_EXERCISE INSTRUCTIONS_: All entries below need to be written out exactly, but without their pictures.

Saved data entries:
※
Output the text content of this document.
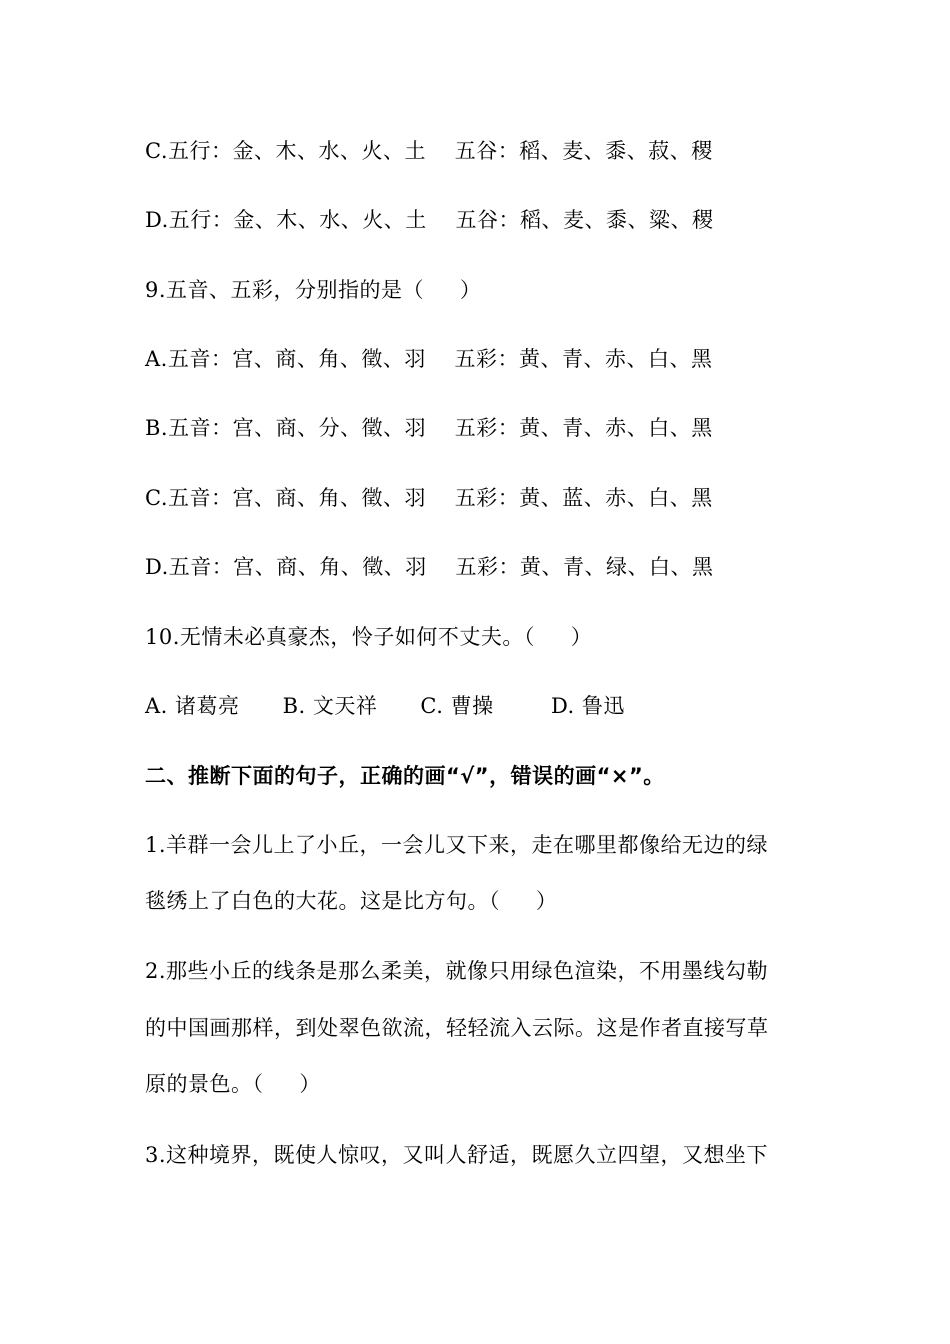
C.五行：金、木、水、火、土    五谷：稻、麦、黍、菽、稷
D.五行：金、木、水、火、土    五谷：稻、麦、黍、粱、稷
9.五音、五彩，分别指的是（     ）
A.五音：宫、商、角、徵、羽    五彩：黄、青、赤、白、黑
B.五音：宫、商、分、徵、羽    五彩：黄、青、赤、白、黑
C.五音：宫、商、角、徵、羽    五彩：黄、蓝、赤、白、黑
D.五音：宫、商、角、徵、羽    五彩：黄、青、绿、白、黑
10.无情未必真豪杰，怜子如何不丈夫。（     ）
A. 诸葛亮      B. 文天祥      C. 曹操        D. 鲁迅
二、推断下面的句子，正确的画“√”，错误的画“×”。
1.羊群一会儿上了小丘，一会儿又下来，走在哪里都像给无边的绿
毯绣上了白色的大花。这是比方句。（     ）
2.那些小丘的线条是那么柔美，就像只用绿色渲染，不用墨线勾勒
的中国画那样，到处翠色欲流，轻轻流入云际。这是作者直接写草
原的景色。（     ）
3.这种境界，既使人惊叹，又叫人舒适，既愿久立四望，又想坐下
※
_SOLUTION_:
Output the text content of this document.
C.五行：金、木、水、火、土    五谷：稻、麦、黍、菽、稷
D.五行：金、木、水、火、土    五谷：稻、麦、黍、粱、稷
9.五音、五彩，分别指的是（     ）
A.五音：宫、商、角、徵、羽    五彩：黄、青、赤、白、黑
B.五音：宫、商、分、徵、羽    五彩：黄、青、赤、白、黑
C.五音：宫、商、角、徵、羽    五彩：黄、蓝、赤、白、黑
D.五音：宫、商、角、徵、羽    五彩：黄、青、绿、白、黑
10.无情未必真豪杰，怜子如何不丈夫。（     ）
A. 诸葛亮      B. 文天祥      C. 曹操        D. 鲁迅
二、推断下面的句子，正确的画“√”，错误的画“×”。
1.羊群一会儿上了小丘，一会儿又下来，走在哪里都像给无边的绿
毯绣上了白色的大花。这是比方句。（     ）
2.那些小丘的线条是那么柔美，就像只用绿色渲染，不用墨线勾勒
的中国画那样，到处翠色欲流，轻轻流入云际。这是作者直接写草
原的景色。（     ）
3.这种境界，既使人惊叹，又叫人舒适，既愿久立四望，又想坐下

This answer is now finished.